=== Problem to work on ===
Pull out every line below containing the word "this".

=== Listing ===

====================

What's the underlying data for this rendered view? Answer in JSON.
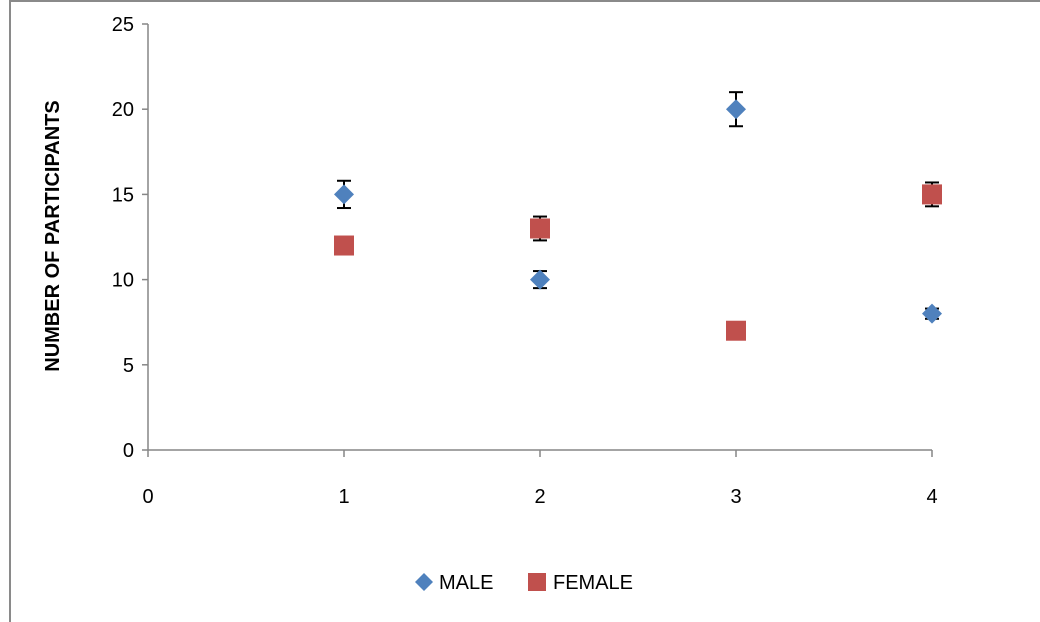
{
  "chart_data": {
    "type": "scatter",
    "title": "",
    "xlabel": "",
    "ylabel": "NUMBER OF PARTICIPANTS",
    "xlim": [
      0,
      4
    ],
    "ylim": [
      0,
      25
    ],
    "xticks": [
      "0",
      "1",
      "2",
      "3",
      "4"
    ],
    "yticks": [
      "0",
      "5",
      "10",
      "15",
      "20",
      "25"
    ],
    "grid": false,
    "legend_position": "bottom",
    "series": [
      {
        "name": "MALE",
        "marker": "diamond",
        "color": "#4f81bd",
        "points": [
          {
            "x": 1,
            "y": 15,
            "err": 0.8
          },
          {
            "x": 2,
            "y": 10,
            "err": 0.5
          },
          {
            "x": 3,
            "y": 20,
            "err": 1.0
          },
          {
            "x": 4,
            "y": 8,
            "err": 0.3
          }
        ]
      },
      {
        "name": "FEMALE",
        "marker": "square",
        "color": "#c0504d",
        "points": [
          {
            "x": 1,
            "y": 12,
            "err": 0.3
          },
          {
            "x": 2,
            "y": 13,
            "err": 0.7
          },
          {
            "x": 3,
            "y": 7,
            "err": 0
          },
          {
            "x": 4,
            "y": 15,
            "err": 0.7
          }
        ]
      }
    ]
  }
}
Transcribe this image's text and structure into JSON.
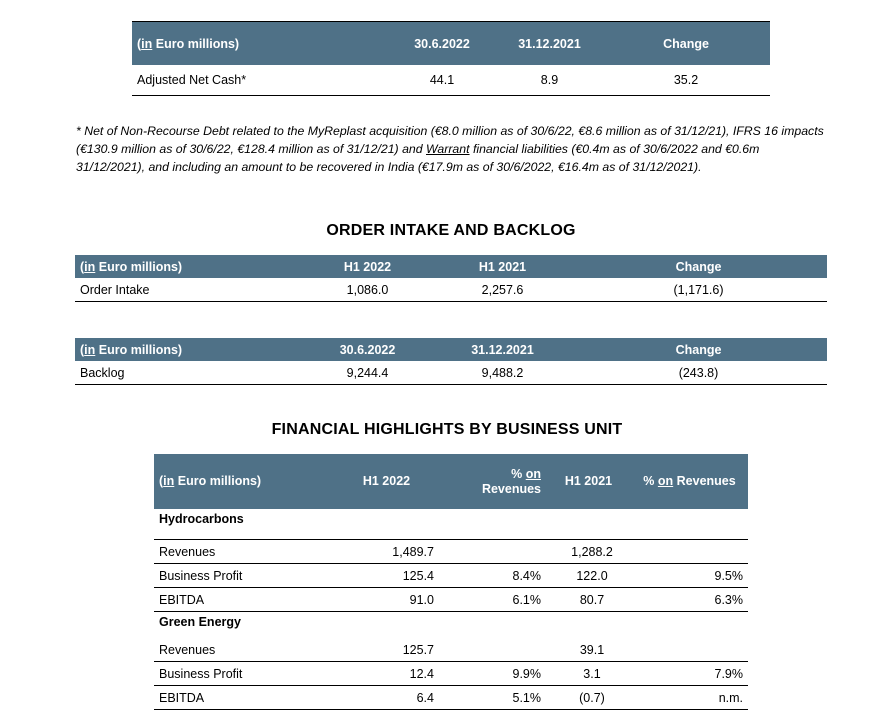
{
  "net_cash": {
    "headers": {
      "label_prefix": "in",
      "label_rest": " Euro millions)",
      "c1": "30.6.2022",
      "c2": "31.12.2021",
      "c3": "Change"
    },
    "row": {
      "label": "Adjusted Net Cash*",
      "c1": "44.1",
      "c2": "8.9",
      "c3": "35.2"
    }
  },
  "footnote": {
    "part1": "* Net of Non-Recourse Debt related to the MyReplast acquisition (€8.0 million as of 30/6/22, €8.6 million as of 31/12/21), IFRS 16 impacts (€130.9 million as of 30/6/22, €128.4 million as of 31/12/21) and ",
    "underlined": "Warrant",
    "part2": " financial liabilities (€0.4m as of 30/6/2022 and €0.6m 31/12/2021), and including an amount to be recovered in India (€17.9m as of 30/6/2022, €16.4m as of 31/12/2021)."
  },
  "order_section_title": "ORDER INTAKE AND BACKLOG",
  "order_intake": {
    "headers": {
      "c1": "H1 2022",
      "c2": "H1 2021",
      "c3": "Change"
    },
    "row": {
      "label": "Order Intake",
      "c1": "1,086.0",
      "c2": "2,257.6",
      "c3": "(1,171.6)"
    }
  },
  "backlog": {
    "headers": {
      "c1": "30.6.2022",
      "c2": "31.12.2021",
      "c3": "Change"
    },
    "row": {
      "label": "Backlog",
      "c1": "9,244.4",
      "c2": "9,488.2",
      "c3": "(243.8)"
    }
  },
  "common": {
    "open_paren": "(",
    "in": "in",
    "euro": " Euro millions)"
  },
  "fin_section_title": "FINANCIAL HIGHLIGHTS BY BUSINESS UNIT",
  "business_units": {
    "headers": {
      "c1": "H1 2022",
      "c2_pre": "% ",
      "c2_on": "on",
      "c2_post": "Revenues",
      "c3": "H1 2021",
      "c4_pre": "% ",
      "c4_on": "on",
      "c4_post": " Revenues"
    },
    "units": [
      {
        "name": "Hydrocarbons",
        "rows": [
          {
            "label": "Revenues",
            "c1": "1,489.7",
            "c2": "",
            "c3": "1,288.2",
            "c4": ""
          },
          {
            "label": "Business Profit",
            "c1": "125.4",
            "c2": "8.4%",
            "c3": "122.0",
            "c4": "9.5%"
          },
          {
            "label": "EBITDA",
            "c1": "91.0",
            "c2": "6.1%",
            "c3": "80.7",
            "c4": "6.3%"
          }
        ]
      },
      {
        "name": "Green Energy",
        "rows": [
          {
            "label": "Revenues",
            "c1": "125.7",
            "c2": "",
            "c3": "39.1",
            "c4": ""
          },
          {
            "label": "Business Profit",
            "c1": "12.4",
            "c2": "9.9%",
            "c3": "3.1",
            "c4": "7.9%"
          },
          {
            "label": "EBITDA",
            "c1": "6.4",
            "c2": "5.1%",
            "c3": "(0.7)",
            "c4": "n.m."
          }
        ]
      }
    ]
  }
}
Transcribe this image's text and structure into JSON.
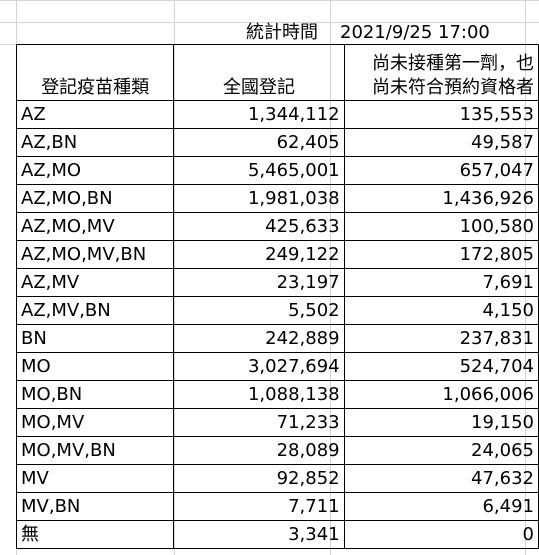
{
  "stat_time_label": "統計時間",
  "stat_time_value": "2021/9/25 17:00",
  "headers": {
    "vaccine_type": "登記疫苗種類",
    "national": "全國登記",
    "pending_line1": "尚未接種第一劑，也",
    "pending_line2": "尚未符合預約資格者"
  },
  "rows": [
    {
      "type": "AZ",
      "national": "1,344,112",
      "pending": "135,553"
    },
    {
      "type": "AZ,BN",
      "national": "62,405",
      "pending": "49,587"
    },
    {
      "type": "AZ,MO",
      "national": "5,465,001",
      "pending": "657,047"
    },
    {
      "type": "AZ,MO,BN",
      "national": "1,981,038",
      "pending": "1,436,926"
    },
    {
      "type": "AZ,MO,MV",
      "national": "425,633",
      "pending": "100,580"
    },
    {
      "type": "AZ,MO,MV,BN",
      "national": "249,122",
      "pending": "172,805"
    },
    {
      "type": "AZ,MV",
      "national": "23,197",
      "pending": "7,691"
    },
    {
      "type": "AZ,MV,BN",
      "national": "5,502",
      "pending": "4,150"
    },
    {
      "type": "BN",
      "national": "242,889",
      "pending": "237,831"
    },
    {
      "type": "MO",
      "national": "3,027,694",
      "pending": "524,704"
    },
    {
      "type": "MO,BN",
      "national": "1,088,138",
      "pending": "1,066,006"
    },
    {
      "type": "MO,MV",
      "national": "71,233",
      "pending": "19,150"
    },
    {
      "type": "MO,MV,BN",
      "national": "28,089",
      "pending": "24,065"
    },
    {
      "type": "MV",
      "national": "92,852",
      "pending": "47,632"
    },
    {
      "type": "MV,BN",
      "national": "7,711",
      "pending": "6,491"
    },
    {
      "type": "無",
      "national": "3,341",
      "pending": "0"
    }
  ]
}
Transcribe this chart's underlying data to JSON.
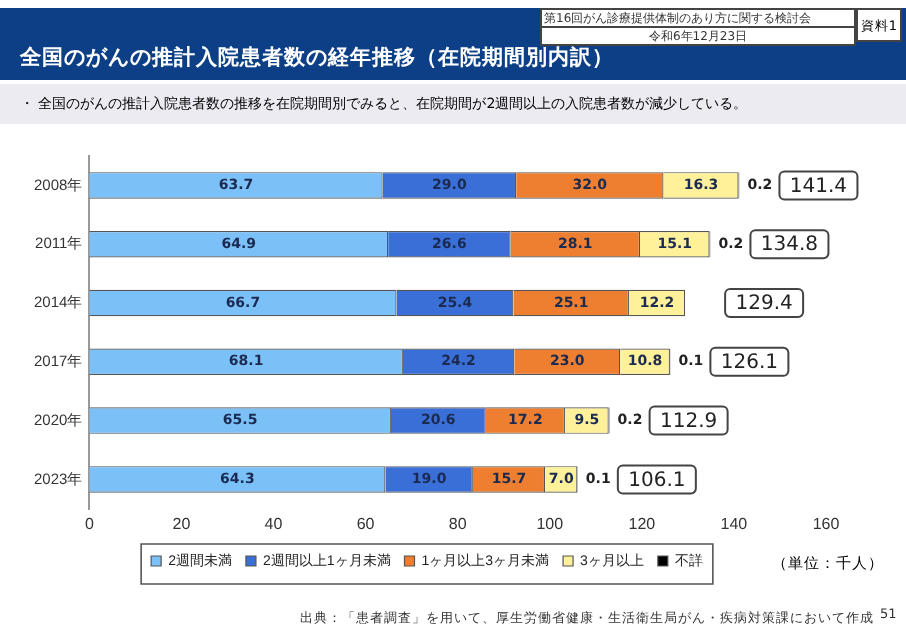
{
  "chart_data": {
    "type": "bar",
    "orientation": "horizontal",
    "stacked": true,
    "title": "全国のがんの推計入院患者数の経年推移（在院期間別内訳）",
    "subtitle": "・ 全国のがんの推計入院患者数の推移を在院期間別でみると、在院期間が2週間以上の入院患者数が減少している。",
    "xlabel": "（単位：千人）",
    "annotations": [
      "第16回がん診療提供体制のあり方に関する検討会",
      "令和6年12月23日",
      "資料1",
      "出典：「患者調査」を用いて、厚生労働省健康・生活衛生局がん・疾病対策課において作成",
      "51"
    ],
    "categories": [
      "2008年",
      "2011年",
      "2014年",
      "2017年",
      "2020年",
      "2023年"
    ],
    "series": [
      {
        "name": "2週間未満",
        "color": "#7cc0f8",
        "values": [
          63.7,
          64.9,
          66.7,
          68.1,
          65.5,
          64.3
        ]
      },
      {
        "name": "2週間以上1ヶ月未満",
        "color": "#3a6fd8",
        "values": [
          29.0,
          26.6,
          25.4,
          24.2,
          20.6,
          19.0
        ],
        "value_labels": [
          "29.0",
          "26.6",
          "25.4",
          "24.2",
          "20.6",
          "19.0"
        ]
      },
      {
        "name": "1ヶ月以上3ヶ月未満",
        "color": "#ee7f30",
        "values": [
          32.0,
          28.1,
          25.1,
          23.0,
          17.2,
          15.7
        ],
        "value_labels": [
          "32.0",
          "28.1",
          "25.1",
          "23.0",
          "17.2",
          "15.7"
        ]
      },
      {
        "name": "3ヶ月以上",
        "color": "#fff09a",
        "values": [
          16.3,
          15.1,
          12.2,
          10.8,
          9.5,
          7.0
        ],
        "value_labels": [
          "16.3",
          "15.1",
          "12.2",
          "10.8",
          "9.5",
          "7.0"
        ]
      },
      {
        "name": "不詳",
        "color": "#000000",
        "values": [
          0.2,
          0.2,
          0,
          0.1,
          0.2,
          0.1
        ],
        "value_labels": [
          "0.2",
          "0.2",
          null,
          "0.1",
          "0.2",
          "0.1"
        ]
      }
    ],
    "data_labels": true,
    "totals": [
      "141.4",
      "134.8",
      "129.4",
      "126.1",
      "112.9",
      "106.1"
    ],
    "xlim": [
      0,
      160
    ],
    "xticks": [
      0,
      20,
      40,
      60,
      80,
      100,
      120,
      140,
      160
    ],
    "grid": false,
    "legend": "bottom"
  }
}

====================

=== Finished answer ===
What's the underlying data for this rendered view? Answer in JSON.
Transcribe this image's text and structure into JSON.
Transcribe this image's text and structure into JSON.
Transcribe this chart's underlying data to JSON.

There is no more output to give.